▸ Your objective
How many lines in the listing below include the word "correctness"? Answer with the number and nothing else.

▸ Extracted data
__________

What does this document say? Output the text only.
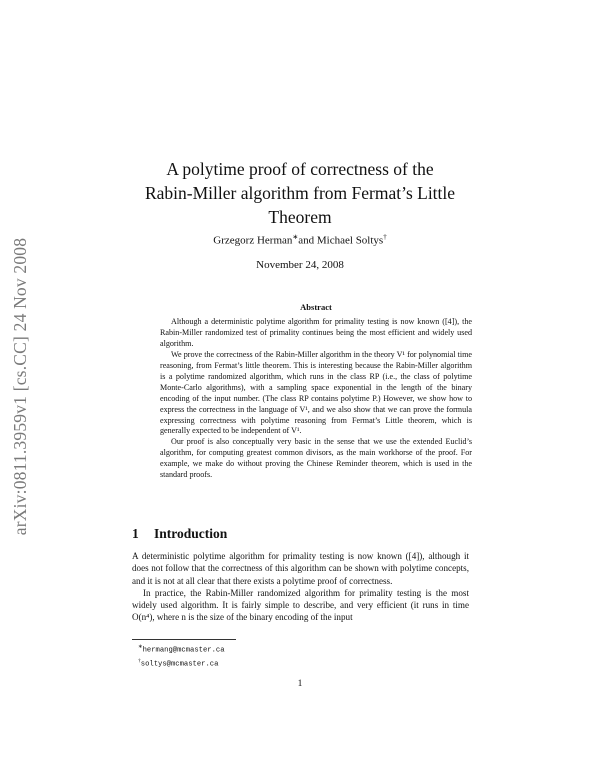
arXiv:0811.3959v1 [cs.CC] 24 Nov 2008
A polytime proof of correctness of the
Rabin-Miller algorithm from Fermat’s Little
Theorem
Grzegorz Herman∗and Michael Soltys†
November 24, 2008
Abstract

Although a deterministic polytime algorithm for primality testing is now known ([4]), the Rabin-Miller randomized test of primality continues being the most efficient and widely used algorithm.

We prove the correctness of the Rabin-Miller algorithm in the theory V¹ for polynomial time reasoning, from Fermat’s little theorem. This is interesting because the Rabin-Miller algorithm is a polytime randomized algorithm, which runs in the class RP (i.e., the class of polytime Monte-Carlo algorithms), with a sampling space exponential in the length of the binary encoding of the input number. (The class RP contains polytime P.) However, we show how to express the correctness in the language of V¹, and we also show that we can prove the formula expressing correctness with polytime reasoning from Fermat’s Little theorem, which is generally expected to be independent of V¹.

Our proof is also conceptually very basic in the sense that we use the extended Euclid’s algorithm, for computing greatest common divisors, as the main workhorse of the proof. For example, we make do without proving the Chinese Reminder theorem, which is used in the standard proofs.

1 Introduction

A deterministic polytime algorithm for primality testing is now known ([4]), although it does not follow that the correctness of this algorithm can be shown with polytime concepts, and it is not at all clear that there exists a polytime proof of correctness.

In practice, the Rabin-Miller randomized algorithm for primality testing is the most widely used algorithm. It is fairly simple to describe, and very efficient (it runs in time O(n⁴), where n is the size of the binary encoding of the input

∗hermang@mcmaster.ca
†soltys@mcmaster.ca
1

__________

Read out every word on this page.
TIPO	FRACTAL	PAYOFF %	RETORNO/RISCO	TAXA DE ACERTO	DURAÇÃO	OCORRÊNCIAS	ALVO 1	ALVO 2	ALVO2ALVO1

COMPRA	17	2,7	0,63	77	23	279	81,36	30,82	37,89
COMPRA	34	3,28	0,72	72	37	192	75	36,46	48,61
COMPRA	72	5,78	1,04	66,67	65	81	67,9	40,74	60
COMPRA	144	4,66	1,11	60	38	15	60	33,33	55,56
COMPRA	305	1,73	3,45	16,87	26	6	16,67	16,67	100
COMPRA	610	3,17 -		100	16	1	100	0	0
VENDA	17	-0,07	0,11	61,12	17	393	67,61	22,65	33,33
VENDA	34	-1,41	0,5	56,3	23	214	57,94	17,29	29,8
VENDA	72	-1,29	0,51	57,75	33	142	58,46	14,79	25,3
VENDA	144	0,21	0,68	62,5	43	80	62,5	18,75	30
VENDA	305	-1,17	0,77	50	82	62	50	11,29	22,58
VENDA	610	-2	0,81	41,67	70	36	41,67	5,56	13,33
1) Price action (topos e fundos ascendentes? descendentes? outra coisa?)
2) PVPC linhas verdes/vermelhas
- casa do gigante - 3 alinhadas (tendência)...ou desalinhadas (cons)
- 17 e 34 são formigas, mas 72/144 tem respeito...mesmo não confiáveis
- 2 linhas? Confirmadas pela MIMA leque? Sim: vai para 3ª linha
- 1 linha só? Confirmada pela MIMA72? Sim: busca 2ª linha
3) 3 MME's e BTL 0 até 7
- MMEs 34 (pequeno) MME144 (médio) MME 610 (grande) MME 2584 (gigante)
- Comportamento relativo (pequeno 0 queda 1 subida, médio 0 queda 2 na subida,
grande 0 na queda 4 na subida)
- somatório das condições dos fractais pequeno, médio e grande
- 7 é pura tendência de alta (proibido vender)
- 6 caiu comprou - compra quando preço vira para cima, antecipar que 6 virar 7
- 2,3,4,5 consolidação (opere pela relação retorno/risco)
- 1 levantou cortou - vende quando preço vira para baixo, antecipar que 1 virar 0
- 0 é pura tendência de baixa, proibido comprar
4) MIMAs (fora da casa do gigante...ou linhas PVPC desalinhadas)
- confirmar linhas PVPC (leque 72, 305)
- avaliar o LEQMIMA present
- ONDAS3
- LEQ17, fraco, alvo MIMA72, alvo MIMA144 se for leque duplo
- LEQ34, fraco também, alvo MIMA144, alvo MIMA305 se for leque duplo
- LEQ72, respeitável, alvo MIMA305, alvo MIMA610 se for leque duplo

__________

▸ Solved problem
3